» WHAT THIS TASK INVOLVES: Your task is to retype each line of the data below exactly.

» MATERIALS PROVIDED:
_ _ _ _ _ _ _

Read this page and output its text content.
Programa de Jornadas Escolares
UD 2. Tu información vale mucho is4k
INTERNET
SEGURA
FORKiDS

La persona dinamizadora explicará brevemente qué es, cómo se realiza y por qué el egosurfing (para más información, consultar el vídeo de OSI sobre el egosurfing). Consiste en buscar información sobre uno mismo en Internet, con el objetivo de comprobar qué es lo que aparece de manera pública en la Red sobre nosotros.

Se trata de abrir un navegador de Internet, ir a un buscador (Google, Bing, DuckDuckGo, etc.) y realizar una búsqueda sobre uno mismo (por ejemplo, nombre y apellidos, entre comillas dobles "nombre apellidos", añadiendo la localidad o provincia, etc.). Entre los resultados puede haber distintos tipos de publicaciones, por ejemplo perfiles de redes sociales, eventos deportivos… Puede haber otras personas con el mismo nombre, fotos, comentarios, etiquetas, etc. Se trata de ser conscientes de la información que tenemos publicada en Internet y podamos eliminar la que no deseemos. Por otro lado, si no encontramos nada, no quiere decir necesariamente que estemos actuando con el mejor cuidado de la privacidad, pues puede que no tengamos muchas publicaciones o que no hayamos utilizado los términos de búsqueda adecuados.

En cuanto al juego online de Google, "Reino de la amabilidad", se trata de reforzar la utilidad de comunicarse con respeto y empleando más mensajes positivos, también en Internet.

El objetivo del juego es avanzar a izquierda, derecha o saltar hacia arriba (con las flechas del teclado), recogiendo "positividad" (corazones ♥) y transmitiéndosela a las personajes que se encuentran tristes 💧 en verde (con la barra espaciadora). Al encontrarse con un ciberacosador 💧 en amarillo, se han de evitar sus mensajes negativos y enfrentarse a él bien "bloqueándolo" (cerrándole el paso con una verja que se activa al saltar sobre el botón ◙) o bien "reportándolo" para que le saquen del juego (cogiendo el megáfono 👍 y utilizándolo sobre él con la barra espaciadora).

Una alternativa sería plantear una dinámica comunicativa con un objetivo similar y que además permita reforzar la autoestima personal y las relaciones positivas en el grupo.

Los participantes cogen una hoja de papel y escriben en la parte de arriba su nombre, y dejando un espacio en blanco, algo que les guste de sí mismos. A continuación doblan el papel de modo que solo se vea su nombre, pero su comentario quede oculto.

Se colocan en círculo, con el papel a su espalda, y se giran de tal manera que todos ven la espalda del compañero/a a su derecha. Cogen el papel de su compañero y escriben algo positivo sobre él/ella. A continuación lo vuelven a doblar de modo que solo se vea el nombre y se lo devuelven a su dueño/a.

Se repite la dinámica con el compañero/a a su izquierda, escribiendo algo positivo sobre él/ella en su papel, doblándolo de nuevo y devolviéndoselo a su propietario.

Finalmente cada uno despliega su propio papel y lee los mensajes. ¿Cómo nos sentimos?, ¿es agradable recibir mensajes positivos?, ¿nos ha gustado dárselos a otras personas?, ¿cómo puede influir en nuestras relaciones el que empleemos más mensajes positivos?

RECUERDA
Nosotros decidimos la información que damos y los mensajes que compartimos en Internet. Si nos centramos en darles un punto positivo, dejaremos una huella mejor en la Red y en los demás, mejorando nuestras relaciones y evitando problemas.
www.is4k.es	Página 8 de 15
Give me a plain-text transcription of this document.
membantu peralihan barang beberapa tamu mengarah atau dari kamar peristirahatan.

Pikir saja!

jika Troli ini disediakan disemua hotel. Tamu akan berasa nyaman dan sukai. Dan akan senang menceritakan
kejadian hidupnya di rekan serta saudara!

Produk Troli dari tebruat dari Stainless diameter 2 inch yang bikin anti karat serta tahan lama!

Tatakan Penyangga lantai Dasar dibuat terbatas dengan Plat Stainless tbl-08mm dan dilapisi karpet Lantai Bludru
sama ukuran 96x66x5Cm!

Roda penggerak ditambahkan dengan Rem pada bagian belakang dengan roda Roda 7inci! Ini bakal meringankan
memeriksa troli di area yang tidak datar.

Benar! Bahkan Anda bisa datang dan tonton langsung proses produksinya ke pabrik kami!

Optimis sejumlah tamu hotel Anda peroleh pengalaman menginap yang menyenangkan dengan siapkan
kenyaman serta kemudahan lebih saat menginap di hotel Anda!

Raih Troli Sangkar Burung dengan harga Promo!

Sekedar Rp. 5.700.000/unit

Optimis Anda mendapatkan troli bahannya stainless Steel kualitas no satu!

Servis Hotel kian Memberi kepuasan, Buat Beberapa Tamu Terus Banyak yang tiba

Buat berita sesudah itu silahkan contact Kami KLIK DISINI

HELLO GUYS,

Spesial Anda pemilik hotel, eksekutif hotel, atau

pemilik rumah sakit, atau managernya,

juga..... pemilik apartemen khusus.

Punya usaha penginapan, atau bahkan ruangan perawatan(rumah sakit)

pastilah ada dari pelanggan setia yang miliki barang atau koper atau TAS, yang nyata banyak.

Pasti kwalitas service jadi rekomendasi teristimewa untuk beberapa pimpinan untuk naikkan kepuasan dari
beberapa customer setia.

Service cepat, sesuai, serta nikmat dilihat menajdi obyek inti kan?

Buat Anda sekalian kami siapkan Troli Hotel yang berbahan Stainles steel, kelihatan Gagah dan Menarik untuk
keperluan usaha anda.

_ _ _ _ _ _ _

» ANSWER FOR THE TASK:
Read this page and output its text content.
Programa de Jornadas Escolares
UD 2. Tu información vale mucho is4k
INTERNET
SEGURA
FORKiDS

La persona dinamizadora explicará brevemente qué es, cómo se realiza y por qué el egosurfing (para más información, consultar el vídeo de OSI sobre el egosurfing). Consiste en buscar información sobre uno mismo en Internet, con el objetivo de comprobar qué es lo que aparece de manera pública en la Red sobre nosotros.

Se trata de abrir un navegador de Internet, ir a un buscador (Google, Bing, DuckDuckGo, etc.) y realizar una búsqueda sobre uno mismo (por ejemplo, nombre y apellidos, entre comillas dobles "nombre apellidos", añadiendo la localidad o provincia, etc.). Entre los resultados puede haber distintos tipos de publicaciones, por ejemplo perfiles de redes sociales, eventos deportivos… Puede haber otras personas con el mismo nombre, fotos, comentarios, etiquetas, etc. Se trata de ser conscientes de la información que tenemos publicada en Internet y podamos eliminar la que no deseemos. Por otro lado, si no encontramos nada, no quiere decir necesariamente que estemos actuando con el mejor cuidado de la privacidad, pues puede que no tengamos muchas publicaciones o que no hayamos utilizado los términos de búsqueda adecuados.

En cuanto al juego online de Google, "Reino de la amabilidad", se trata de reforzar la utilidad de comunicarse con respeto y empleando más mensajes positivos, también en Internet.

El objetivo del juego es avanzar a izquierda, derecha o saltar hacia arriba (con las flechas del teclado), recogiendo "positividad" (corazones ♥) y transmitiéndosela a las personajes que se encuentran tristes 💧 en verde (con la barra espaciadora). Al encontrarse con un ciberacosador 💧 en amarillo, se han de evitar sus mensajes negativos y enfrentarse a él bien "bloqueándolo" (cerrándole el paso con una verja que se activa al saltar sobre el botón ◙) o bien "reportándolo" para que le saquen del juego (cogiendo el megáfono 👍 y utilizándolo sobre él con la barra espaciadora).

Una alternativa sería plantear una dinámica comunicativa con un objetivo similar y que además permita reforzar la autoestima personal y las relaciones positivas en el grupo.

Los participantes cogen una hoja de papel y escriben en la parte de arriba su nombre, y dejando un espacio en blanco, algo que les guste de sí mismos. A continuación doblan el papel de modo que solo se vea su nombre, pero su comentario quede oculto.

Se colocan en círculo, con el papel a su espalda, y se giran de tal manera que todos ven la espalda del compañero/a a su derecha. Cogen el papel de su compañero y escriben algo positivo sobre él/ella. A continuación lo vuelven a doblar de modo que solo se vea el nombre y se lo devuelven a su dueño/a.

Se repite la dinámica con el compañero/a a su izquierda, escribiendo algo positivo sobre él/ella en su papel, doblándolo de nuevo y devolviéndoselo a su propietario.

Finalmente cada uno despliega su propio papel y lee los mensajes. ¿Cómo nos sentimos?, ¿es agradable recibir mensajes positivos?, ¿nos ha gustado dárselos a otras personas?, ¿cómo puede influir en nuestras relaciones el que empleemos más mensajes positivos?

RECUERDA
Nosotros decidimos la información que damos y los mensajes que compartimos en Internet. Si nos centramos en darles un punto positivo, dejaremos una huella mejor en la Red y en los demás, mejorando nuestras relaciones y evitando problemas.
www.is4k.es	Página 8 de 15
Give me a plain-text transcription of this document.
membantu peralihan barang beberapa tamu mengarah atau dari kamar peristirahatan.

Pikir saja!

jika Troli ini disediakan disemua hotel. Tamu akan berasa nyaman dan sukai. Dan akan senang menceritakan
kejadian hidupnya di rekan serta saudara!

Produk Troli dari tebruat dari Stainless diameter 2 inch yang bikin anti karat serta tahan lama!

Tatakan Penyangga lantai Dasar dibuat terbatas dengan Plat Stainless tbl-08mm dan dilapisi karpet Lantai Bludru
sama ukuran 96x66x5Cm!

Roda penggerak ditambahkan dengan Rem pada bagian belakang dengan roda Roda 7inci! Ini bakal meringankan
memeriksa troli di area yang tidak datar.

Benar! Bahkan Anda bisa datang dan tonton langsung proses produksinya ke pabrik kami!

Optimis sejumlah tamu hotel Anda peroleh pengalaman menginap yang menyenangkan dengan siapkan
kenyaman serta kemudahan lebih saat menginap di hotel Anda!

Raih Troli Sangkar Burung dengan harga Promo!

Sekedar Rp. 5.700.000/unit

Optimis Anda mendapatkan troli bahannya stainless Steel kualitas no satu!

Servis Hotel kian Memberi kepuasan, Buat Beberapa Tamu Terus Banyak yang tiba

Buat berita sesudah itu silahkan contact Kami KLIK DISINI

HELLO GUYS,

Spesial Anda pemilik hotel, eksekutif hotel, atau

pemilik rumah sakit, atau managernya,

juga..... pemilik apartemen khusus.

Punya usaha penginapan, atau bahkan ruangan perawatan(rumah sakit)

pastilah ada dari pelanggan setia yang miliki barang atau koper atau TAS, yang nyata banyak.

Pasti kwalitas service jadi rekomendasi teristimewa untuk beberapa pimpinan untuk naikkan kepuasan dari
beberapa customer setia.

Service cepat, sesuai, serta nikmat dilihat menajdi obyek inti kan?

Buat Anda sekalian kami siapkan Troli Hotel yang berbahan Stainles steel, kelihatan Gagah dan Menarik untuk
keperluan usaha anda.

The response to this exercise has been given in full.